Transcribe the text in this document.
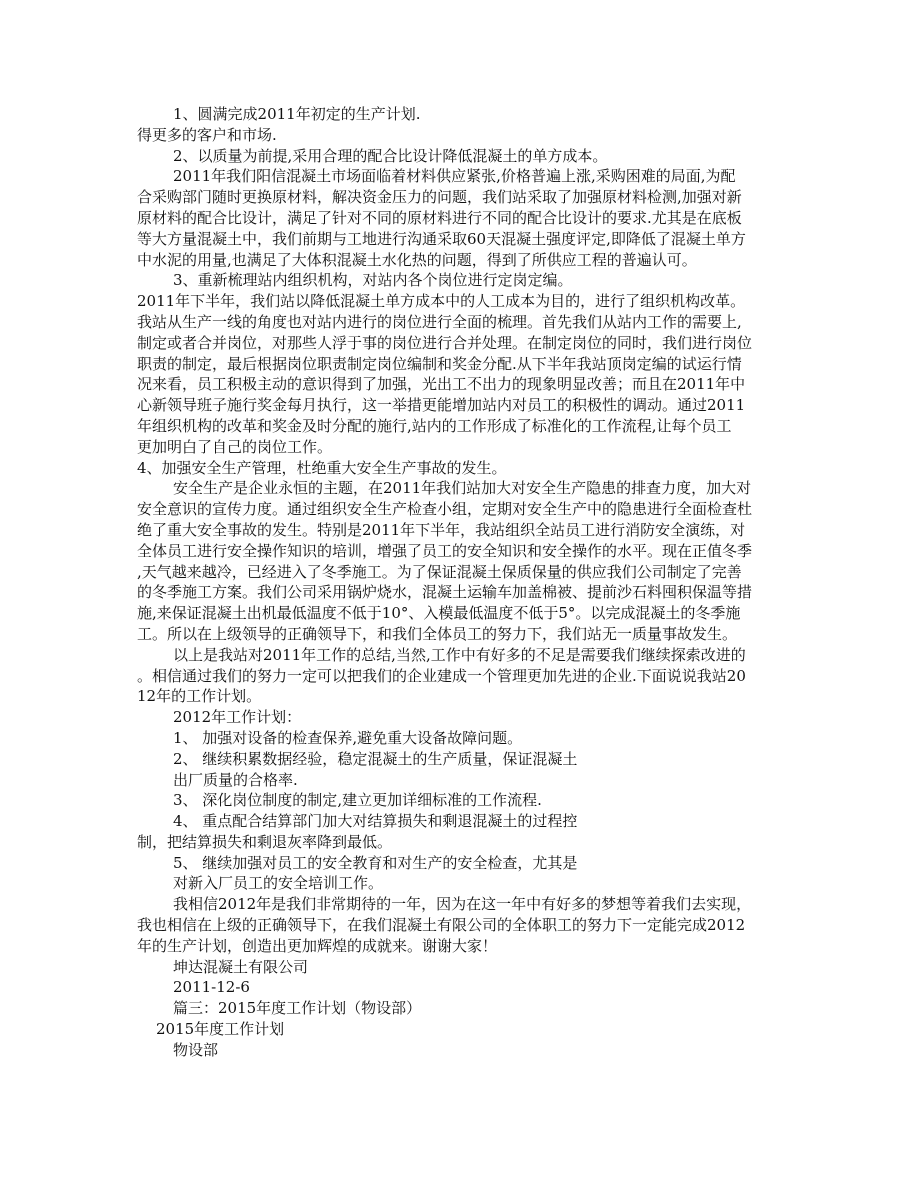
1、圆满完成2011年初定的生产计划.
得更多的客户和市场.
2、以质量为前提,采用合理的配合比设计降低混凝土的单方成本。
2011年我们阳信混凝土市场面临着材料供应紧张,价格普遍上涨,采购困难的局面,为配
合采购部门随时更换原材料，解决资金压力的问题，我们站采取了加强原材料检测,加强对新
原材料的配合比设计，满足了针对不同的原材料进行不同的配合比设计的要求.尤其是在底板
等大方量混凝土中，我们前期与工地进行沟通采取60天混凝土强度评定,即降低了混凝土单方
中水泥的用量,也满足了大体积混凝土水化热的问题，得到了所供应工程的普遍认可。
3、重新梳理站内组织机构，对站内各个岗位进行定岗定编。
2011年下半年，我们站以降低混凝土单方成本中的人工成本为目的，进行了组织机构改革。
我站从生产一线的角度也对站内进行的岗位进行全面的梳理。首先我们从站内工作的需要上,
制定或者合并岗位，对那些人浮于事的岗位进行合并处理。在制定岗位的同时，我们进行岗位
职责的制定，最后根据岗位职责制定岗位编制和奖金分配.从下半年我站顶岗定编的试运行情
况来看，员工积极主动的意识得到了加强，光出工不出力的现象明显改善；而且在2011年中
心新领导班子施行奖金每月执行，这一举措更能增加站内对员工的积极性的调动。通过2011
年组织机构的改革和奖金及时分配的施行,站内的工作形成了标准化的工作流程,让每个员工
更加明白了自己的岗位工作。
4、加强安全生产管理，杜绝重大安全生产事故的发生。
安全生产是企业永恒的主题，在2011年我们站加大对安全生产隐患的排查力度，加大对
安全意识的宣传力度。通过组织安全生产检查小组，定期对安全生产中的隐患进行全面检查杜
绝了重大安全事故的发生。特别是2011年下半年，我站组织全站员工进行消防安全演练，对
全体员工进行安全操作知识的培训，增强了员工的安全知识和安全操作的水平。现在正值冬季
,天气越来越冷，已经进入了冬季施工。为了保证混凝土保质保量的供应我们公司制定了完善
的冬季施工方案。我们公司采用锅炉烧水，混凝土运输车加盖棉被、提前沙石料囤积保温等措
施,来保证混凝土出机最低温度不低于10°、入模最低温度不低于5°。以完成混凝土的冬季施
工。所以在上级领导的正确领导下，和我们全体员工的努力下，我们站无一质量事故发生。
以上是我站对2011年工作的总结,当然,工作中有好多的不足是需要我们继续探索改进的
。相信通过我们的努力一定可以把我们的企业建成一个管理更加先进的企业.下面说说我站20
12年的工作计划。
2012年工作计划：
1、 加强对设备的检查保养,避免重大设备故障问题。
2、 继续积累数据经验，稳定混凝土的生产质量，保证混凝土
出厂质量的合格率.
3、 深化岗位制度的制定,建立更加详细标准的工作流程.
4、 重点配合结算部门加大对结算损失和剩退混凝土的过程控
制，把结算损失和剩退灰率降到最低。
5、 继续加强对员工的安全教育和对生产的安全检查，尤其是
对新入厂员工的安全培训工作。
我相信2012年是我们非常期待的一年，因为在这一年中有好多的梦想等着我们去实现，
我也相信在上级的正确领导下，在我们混凝土有限公司的全体职工的努力下一定能完成2012
年的生产计划，创造出更加辉煌的成就来。谢谢大家！
坤达混凝土有限公司
2011-12-6
篇三：2015年度工作计划（物设部）
2015年度工作计划
物设部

━━━━━━━━━━━━━━━━

Your instructions
Copy every record above exactly, leaving out the pictures.

Reply to the exercise
Transcribe the text in this document.
1、圆满完成2011年初定的生产计划.
得更多的客户和市场.
2、以质量为前提,采用合理的配合比设计降低混凝土的单方成本。
2011年我们阳信混凝土市场面临着材料供应紧张,价格普遍上涨,采购困难的局面,为配
合采购部门随时更换原材料，解决资金压力的问题，我们站采取了加强原材料检测,加强对新
原材料的配合比设计，满足了针对不同的原材料进行不同的配合比设计的要求.尤其是在底板
等大方量混凝土中，我们前期与工地进行沟通采取60天混凝土强度评定,即降低了混凝土单方
中水泥的用量,也满足了大体积混凝土水化热的问题，得到了所供应工程的普遍认可。
3、重新梳理站内组织机构，对站内各个岗位进行定岗定编。
2011年下半年，我们站以降低混凝土单方成本中的人工成本为目的，进行了组织机构改革。
我站从生产一线的角度也对站内进行的岗位进行全面的梳理。首先我们从站内工作的需要上,
制定或者合并岗位，对那些人浮于事的岗位进行合并处理。在制定岗位的同时，我们进行岗位
职责的制定，最后根据岗位职责制定岗位编制和奖金分配.从下半年我站顶岗定编的试运行情
况来看，员工积极主动的意识得到了加强，光出工不出力的现象明显改善；而且在2011年中
心新领导班子施行奖金每月执行，这一举措更能增加站内对员工的积极性的调动。通过2011
年组织机构的改革和奖金及时分配的施行,站内的工作形成了标准化的工作流程,让每个员工
更加明白了自己的岗位工作。
4、加强安全生产管理，杜绝重大安全生产事故的发生。
安全生产是企业永恒的主题，在2011年我们站加大对安全生产隐患的排查力度，加大对
安全意识的宣传力度。通过组织安全生产检查小组，定期对安全生产中的隐患进行全面检查杜
绝了重大安全事故的发生。特别是2011年下半年，我站组织全站员工进行消防安全演练，对
全体员工进行安全操作知识的培训，增强了员工的安全知识和安全操作的水平。现在正值冬季
,天气越来越冷，已经进入了冬季施工。为了保证混凝土保质保量的供应我们公司制定了完善
的冬季施工方案。我们公司采用锅炉烧水，混凝土运输车加盖棉被、提前沙石料囤积保温等措
施,来保证混凝土出机最低温度不低于10°、入模最低温度不低于5°。以完成混凝土的冬季施
工。所以在上级领导的正确领导下，和我们全体员工的努力下，我们站无一质量事故发生。
以上是我站对2011年工作的总结,当然,工作中有好多的不足是需要我们继续探索改进的
。相信通过我们的努力一定可以把我们的企业建成一个管理更加先进的企业.下面说说我站20
12年的工作计划。
2012年工作计划：
1、 加强对设备的检查保养,避免重大设备故障问题。
2、 继续积累数据经验，稳定混凝土的生产质量，保证混凝土
出厂质量的合格率.
3、 深化岗位制度的制定,建立更加详细标准的工作流程.
4、 重点配合结算部门加大对结算损失和剩退混凝土的过程控
制，把结算损失和剩退灰率降到最低。
5、 继续加强对员工的安全教育和对生产的安全检查，尤其是
对新入厂员工的安全培训工作。
我相信2012年是我们非常期待的一年，因为在这一年中有好多的梦想等着我们去实现，
我也相信在上级的正确领导下，在我们混凝土有限公司的全体职工的努力下一定能完成2012
年的生产计划，创造出更加辉煌的成就来。谢谢大家！
坤达混凝土有限公司
2011-12-6
篇三：2015年度工作计划（物设部）
2015年度工作计划
物设部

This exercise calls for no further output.